====== Given records

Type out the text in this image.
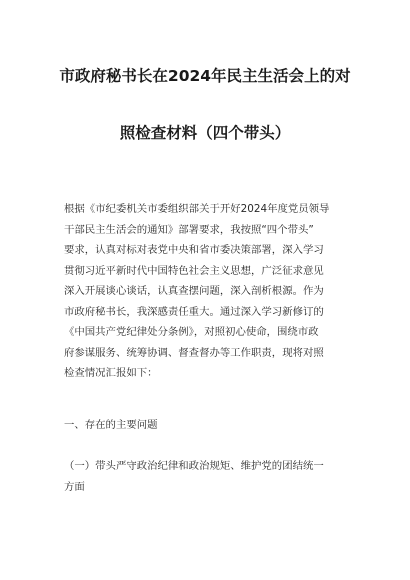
市政府秘书长在2024年民主生活会上的对
照检查材料（四个带头）
根据《市纪委机关市委组织部关于开好2024年度党员领导
干部民主生活会的通知》部署要求，我按照“四个带头”
要求，认真对标对表党中央和省市委决策部署，深入学习
贯彻习近平新时代中国特色社会主义思想，广泛征求意见
深入开展谈心谈话，认真查摆问题，深入剖析根源。作为
市政府秘书长，我深感责任重大。通过深入学习新修订的
《中国共产党纪律处分条例》，对照初心使命，围绕市政
府参谋服务、统筹协调、督查督办等工作职责，现将对照
检查情况汇报如下：
一、存在的主要问题
（一）带头严守政治纪律和政治规矩、维护党的团结统一
方面
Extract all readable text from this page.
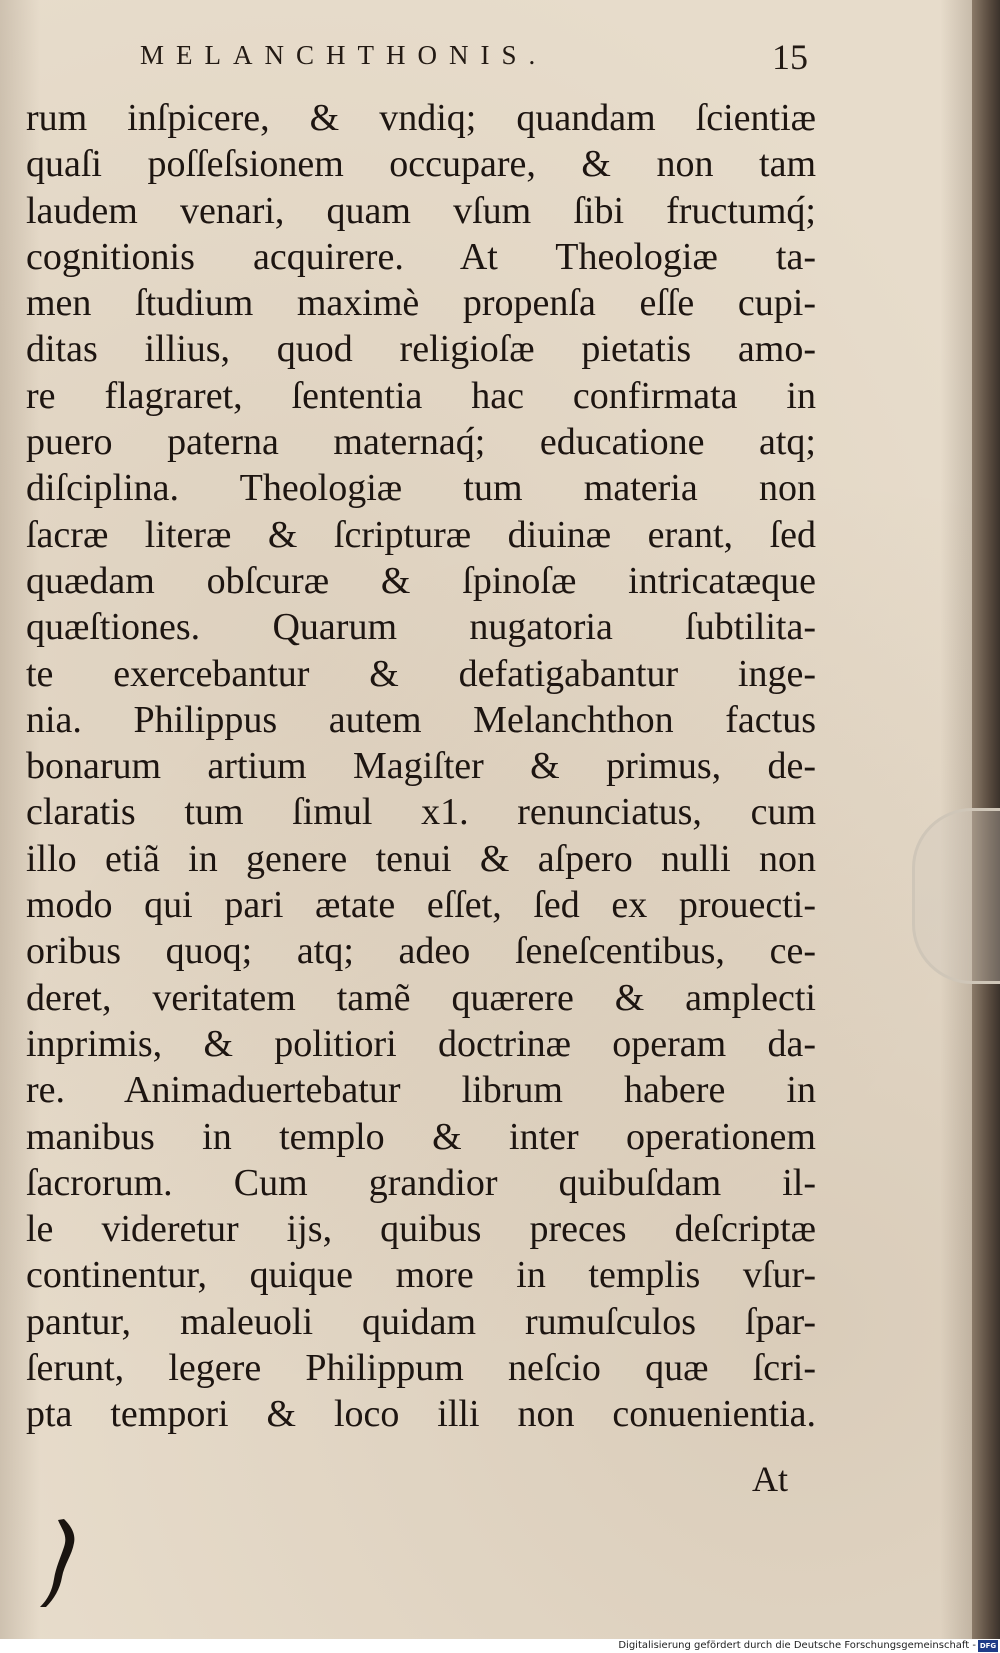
MELANCHTHONIS.	15
rum inſpicere, & vndiq; quandam ſcientiæ
quaſi poſſeſsionem occupare, & non tam
laudem venari, quam vſum ſibi fructumq́;
cognitionis acquirere. At Theologiæ ta-
men ſtudium maximè propenſa eſſe cupi-
ditas illius, quod religioſæ pietatis amo-
re flagraret, ſententia hac confirmata in
puero paterna maternaq́; educatione atq;
diſciplina. Theologiæ tum materia non
ſacræ literæ & ſcripturæ diuinæ erant, ſed
quædam obſcuræ & ſpinoſæ intricatæque
quæſtiones. Quarum nugatoria ſubtilita-
te exercebantur & defatigabantur inge-
nia. Philippus autem Melanchthon factus
bonarum artium Magiſter & primus, de-
claratis tum ſimul x1. renunciatus, cum
illo etiã in genere tenui & aſpero nulli non
modo qui pari ætate eſſet, ſed ex prouecti-
oribus quoq; atq; adeo ſeneſcentibus, ce-
deret, veritatem tamẽ quærere & amplecti
inprimis, & politiori doctrinæ operam da-
re. Animaduertebatur librum habere in
manibus in templo & inter operationem
ſacrorum. Cum grandior quibuſdam il-
le videretur ijs, quibus preces deſcriptæ
continentur, quique more in templis vſur-
pantur, maleuoli quidam rumuſculos ſpar-
ſerunt, legere Philippum neſcio quæ ſcri-
pta tempori & loco illi non conuenientia.
At
Digitalisierung gefördert durch die Deutsche Forschungsgemeinschaft - DFG
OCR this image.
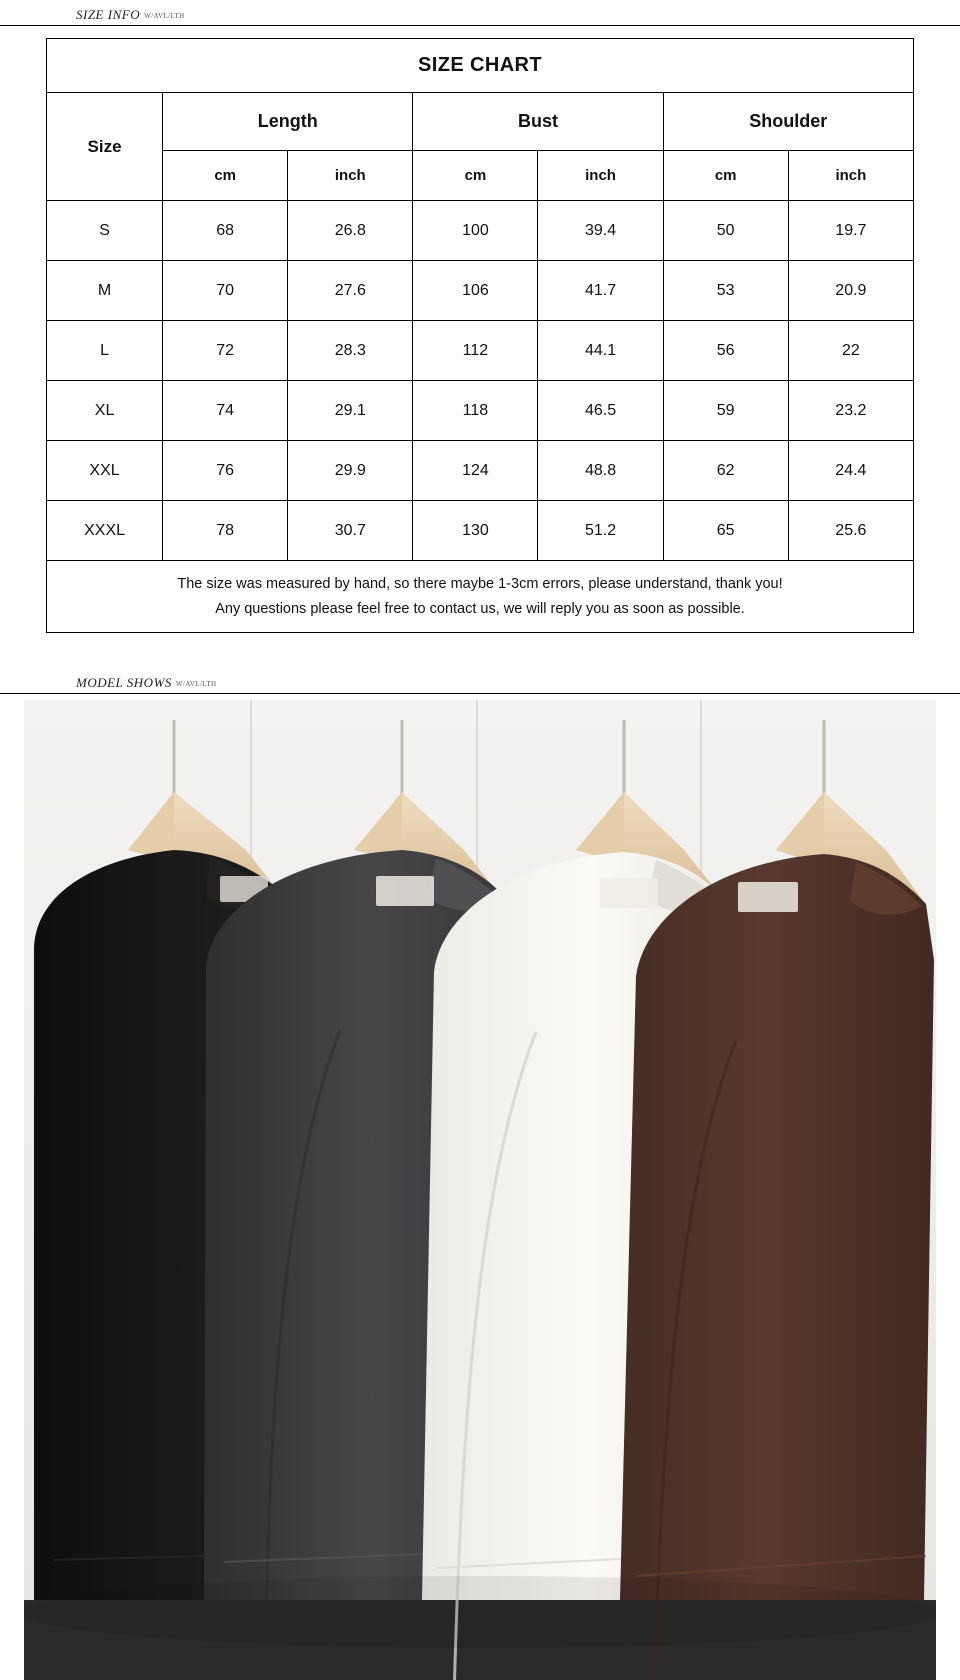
SIZE INFO W/AVL/LTH
SIZE CHART						
Size	Length		Bust		Shoulder	
	cm	inch	cm	inch	cm	inch
S	68	26.8	100	39.4	50	19.7
M	70	27.6	106	41.7	53	20.9
L	72	28.3	112	44.1	56	22
XL	74	29.1	118	46.5	59	23.2
XXL	76	29.9	124	48.8	62	24.4
XXXL	78	30.7	130	51.2	65	25.6

The size was measured by hand, so there maybe 1-3cm errors, please understand, thank you!
Any questions please feel free to contact us, we will reply you as soon as possible.						
MODEL SHOWS W/AVL/LTH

============

Return the listing above word for word, with the pictures removed.

◆ **Task answer**
Type out the text in this image.
市政府秘书长在2024年民主生活会上的对
照检查材料（四个带头）
根据《市纪委机关市委组织部关于开好2024年度党员领导
干部民主生活会的通知》部署要求，我按照“四个带头”
要求，认真对标对表党中央和省市委决策部署，深入学习
贯彻习近平新时代中国特色社会主义思想，广泛征求意见
深入开展谈心谈话，认真查摆问题，深入剖析根源。作为
市政府秘书长，我深感责任重大。通过深入学习新修订的
《中国共产党纪律处分条例》，对照初心使命，围绕市政
府参谋服务、统筹协调、督查督办等工作职责，现将对照
检查情况汇报如下：
一、存在的主要问题
（一）带头严守政治纪律和政治规矩、维护党的团结统一
方面
Extract all readable text from this page.
MELANCHTHONIS.	15
rum inſpicere, & vndiq; quandam ſcientiæ
quaſi poſſeſsionem occupare, & non tam
laudem venari, quam vſum ſibi fructumq́;
cognitionis acquirere. At Theologiæ ta-
men ſtudium maximè propenſa eſſe cupi-
ditas illius, quod religioſæ pietatis amo-
re flagraret, ſententia hac confirmata in
puero paterna maternaq́; educatione atq;
diſciplina. Theologiæ tum materia non
ſacræ literæ & ſcripturæ diuinæ erant, ſed
quædam obſcuræ & ſpinoſæ intricatæque
quæſtiones. Quarum nugatoria ſubtilita-
te exercebantur & defatigabantur inge-
nia. Philippus autem Melanchthon factus
bonarum artium Magiſter & primus, de-
claratis tum ſimul x1. renunciatus, cum
illo etiã in genere tenui & aſpero nulli non
modo qui pari ætate eſſet, ſed ex prouecti-
oribus quoq; atq; adeo ſeneſcentibus, ce-
deret, veritatem tamẽ quærere & amplecti
inprimis, & politiori doctrinæ operam da-
re. Animaduertebatur librum habere in
manibus in templo & inter operationem
ſacrorum. Cum grandior quibuſdam il-
le videretur ijs, quibus preces deſcriptæ
continentur, quique more in templis vſur-
pantur, maleuoli quidam rumuſculos ſpar-
ſerunt, legere Philippum neſcio quæ ſcri-
pta tempori & loco illi non conuenientia.
At
Digitalisierung gefördert durch die Deutsche Forschungsgemeinschaft - DFG
OCR this image.
SIZE INFO W/AVL/LTH
SIZE CHART						
Size	Length		Bust		Shoulder	
	cm	inch	cm	inch	cm	inch
S	68	26.8	100	39.4	50	19.7
M	70	27.6	106	41.7	53	20.9
L	72	28.3	112	44.1	56	22
XL	74	29.1	118	46.5	59	23.2
XXL	76	29.9	124	48.8	62	24.4
XXXL	78	30.7	130	51.2	65	25.6

The size was measured by hand, so there maybe 1-3cm errors, please understand, thank you!
Any questions please feel free to contact us, we will reply you as soon as possible.						
MODEL SHOWS W/AVL/LTH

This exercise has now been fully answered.